In the material below, the lines containing the word "вида" are required; copy each of them.

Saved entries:
◆ ◆ ◆ ◆ ◆

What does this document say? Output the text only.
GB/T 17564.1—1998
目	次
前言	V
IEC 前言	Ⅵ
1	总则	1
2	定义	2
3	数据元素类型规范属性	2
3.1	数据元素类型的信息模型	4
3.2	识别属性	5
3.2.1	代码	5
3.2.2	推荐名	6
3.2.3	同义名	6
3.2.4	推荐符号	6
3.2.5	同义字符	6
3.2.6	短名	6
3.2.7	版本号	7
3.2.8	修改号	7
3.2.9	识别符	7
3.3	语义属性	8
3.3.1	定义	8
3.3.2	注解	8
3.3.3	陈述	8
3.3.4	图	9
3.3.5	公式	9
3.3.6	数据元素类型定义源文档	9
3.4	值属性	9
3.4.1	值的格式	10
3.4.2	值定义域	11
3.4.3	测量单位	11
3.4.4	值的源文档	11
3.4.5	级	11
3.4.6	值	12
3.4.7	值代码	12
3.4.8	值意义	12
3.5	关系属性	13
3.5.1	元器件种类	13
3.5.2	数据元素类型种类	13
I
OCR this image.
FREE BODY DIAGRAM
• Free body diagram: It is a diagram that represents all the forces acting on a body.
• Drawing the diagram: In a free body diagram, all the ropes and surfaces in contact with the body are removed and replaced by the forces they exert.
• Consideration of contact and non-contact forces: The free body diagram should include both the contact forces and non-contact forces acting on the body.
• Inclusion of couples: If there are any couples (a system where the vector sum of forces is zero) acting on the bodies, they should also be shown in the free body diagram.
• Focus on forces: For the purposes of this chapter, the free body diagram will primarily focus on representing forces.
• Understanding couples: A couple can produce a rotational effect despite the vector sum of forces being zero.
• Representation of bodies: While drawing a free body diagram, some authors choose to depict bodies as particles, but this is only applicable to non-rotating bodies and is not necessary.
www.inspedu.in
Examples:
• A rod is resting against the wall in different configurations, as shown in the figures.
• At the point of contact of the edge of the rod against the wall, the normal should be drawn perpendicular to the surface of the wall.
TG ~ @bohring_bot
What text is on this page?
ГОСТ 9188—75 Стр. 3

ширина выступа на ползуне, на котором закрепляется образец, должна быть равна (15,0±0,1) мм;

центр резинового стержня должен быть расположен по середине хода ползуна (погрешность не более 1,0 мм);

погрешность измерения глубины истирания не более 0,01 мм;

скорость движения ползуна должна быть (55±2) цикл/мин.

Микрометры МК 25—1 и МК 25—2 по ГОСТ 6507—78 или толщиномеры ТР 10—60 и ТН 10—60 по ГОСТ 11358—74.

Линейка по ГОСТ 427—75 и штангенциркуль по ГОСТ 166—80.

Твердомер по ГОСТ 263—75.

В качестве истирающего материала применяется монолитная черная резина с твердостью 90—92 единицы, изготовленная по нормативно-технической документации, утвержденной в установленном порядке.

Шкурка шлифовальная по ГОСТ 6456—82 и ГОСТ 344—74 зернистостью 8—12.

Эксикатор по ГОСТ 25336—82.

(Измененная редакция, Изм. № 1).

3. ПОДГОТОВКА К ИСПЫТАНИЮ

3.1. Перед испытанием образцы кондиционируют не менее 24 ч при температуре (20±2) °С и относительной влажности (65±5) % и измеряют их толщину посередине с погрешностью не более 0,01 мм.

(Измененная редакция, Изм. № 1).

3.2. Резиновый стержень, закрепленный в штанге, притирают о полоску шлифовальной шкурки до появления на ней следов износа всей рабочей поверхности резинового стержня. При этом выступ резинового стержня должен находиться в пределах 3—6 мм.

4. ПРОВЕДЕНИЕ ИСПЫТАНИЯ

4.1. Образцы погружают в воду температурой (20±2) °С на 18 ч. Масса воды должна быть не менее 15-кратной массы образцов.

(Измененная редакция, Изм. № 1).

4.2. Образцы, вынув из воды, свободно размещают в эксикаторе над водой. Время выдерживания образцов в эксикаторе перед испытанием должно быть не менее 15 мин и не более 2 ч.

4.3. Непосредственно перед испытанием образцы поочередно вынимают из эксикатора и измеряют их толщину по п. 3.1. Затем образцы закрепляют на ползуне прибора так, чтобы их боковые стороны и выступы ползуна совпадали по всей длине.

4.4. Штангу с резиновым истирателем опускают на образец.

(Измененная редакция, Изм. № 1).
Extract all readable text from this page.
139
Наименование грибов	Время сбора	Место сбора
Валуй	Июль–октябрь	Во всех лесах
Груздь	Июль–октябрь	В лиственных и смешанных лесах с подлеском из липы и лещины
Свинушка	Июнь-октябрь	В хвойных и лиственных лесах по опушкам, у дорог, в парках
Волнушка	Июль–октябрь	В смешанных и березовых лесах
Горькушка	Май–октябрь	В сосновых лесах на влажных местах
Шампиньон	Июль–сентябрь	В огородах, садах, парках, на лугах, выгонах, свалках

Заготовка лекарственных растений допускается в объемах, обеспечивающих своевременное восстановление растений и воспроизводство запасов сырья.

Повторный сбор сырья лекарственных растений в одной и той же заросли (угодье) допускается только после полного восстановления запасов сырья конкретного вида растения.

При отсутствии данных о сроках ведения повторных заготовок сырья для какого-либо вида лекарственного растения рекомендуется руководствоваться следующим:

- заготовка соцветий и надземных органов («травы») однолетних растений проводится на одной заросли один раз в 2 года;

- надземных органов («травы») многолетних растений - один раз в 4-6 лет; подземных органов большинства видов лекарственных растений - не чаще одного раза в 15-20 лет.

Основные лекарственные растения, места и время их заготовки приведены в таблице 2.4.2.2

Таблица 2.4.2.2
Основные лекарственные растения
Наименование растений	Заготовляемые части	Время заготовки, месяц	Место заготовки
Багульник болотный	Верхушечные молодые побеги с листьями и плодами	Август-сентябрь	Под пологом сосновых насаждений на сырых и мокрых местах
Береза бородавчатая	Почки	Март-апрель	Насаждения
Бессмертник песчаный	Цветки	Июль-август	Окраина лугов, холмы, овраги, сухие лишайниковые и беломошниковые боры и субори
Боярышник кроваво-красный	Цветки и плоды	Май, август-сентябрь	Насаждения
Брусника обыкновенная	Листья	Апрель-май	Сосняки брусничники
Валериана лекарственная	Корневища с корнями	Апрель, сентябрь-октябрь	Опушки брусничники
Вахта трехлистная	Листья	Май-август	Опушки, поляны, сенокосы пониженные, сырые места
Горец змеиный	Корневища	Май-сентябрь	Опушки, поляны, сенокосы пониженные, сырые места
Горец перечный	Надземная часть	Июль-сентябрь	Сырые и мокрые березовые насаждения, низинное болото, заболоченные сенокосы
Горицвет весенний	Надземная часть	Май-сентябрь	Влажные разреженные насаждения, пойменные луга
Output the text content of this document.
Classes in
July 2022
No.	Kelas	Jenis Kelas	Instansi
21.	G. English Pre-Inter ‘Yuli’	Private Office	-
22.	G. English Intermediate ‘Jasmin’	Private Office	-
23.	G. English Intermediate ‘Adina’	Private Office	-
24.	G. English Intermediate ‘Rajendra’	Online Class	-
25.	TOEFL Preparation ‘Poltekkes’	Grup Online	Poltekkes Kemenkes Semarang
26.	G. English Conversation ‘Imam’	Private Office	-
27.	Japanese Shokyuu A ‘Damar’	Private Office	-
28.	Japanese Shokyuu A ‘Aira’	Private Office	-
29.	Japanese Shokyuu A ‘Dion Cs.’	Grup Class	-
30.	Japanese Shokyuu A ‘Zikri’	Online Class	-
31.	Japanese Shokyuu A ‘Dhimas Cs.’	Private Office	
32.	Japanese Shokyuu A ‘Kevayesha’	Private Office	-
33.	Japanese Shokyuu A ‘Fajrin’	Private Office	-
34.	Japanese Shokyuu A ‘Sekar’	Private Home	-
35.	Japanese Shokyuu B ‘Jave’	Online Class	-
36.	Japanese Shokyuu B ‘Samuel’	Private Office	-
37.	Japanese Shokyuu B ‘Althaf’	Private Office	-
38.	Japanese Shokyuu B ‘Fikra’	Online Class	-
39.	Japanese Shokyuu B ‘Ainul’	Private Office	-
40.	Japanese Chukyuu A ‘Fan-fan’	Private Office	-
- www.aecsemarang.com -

◆ ◆ ◆ ◆ ◆

#### RESPONSE
Повторный сбор сырья лекарственных растений в одной и той же заросли (угодье) допускается только после полного восстановления запасов сырья конкретного вида растения.
При отсутствии данных о сроках ведения повторных заготовок сырья для какого-либо вида лекарственного растения рекомендуется руководствоваться следующим:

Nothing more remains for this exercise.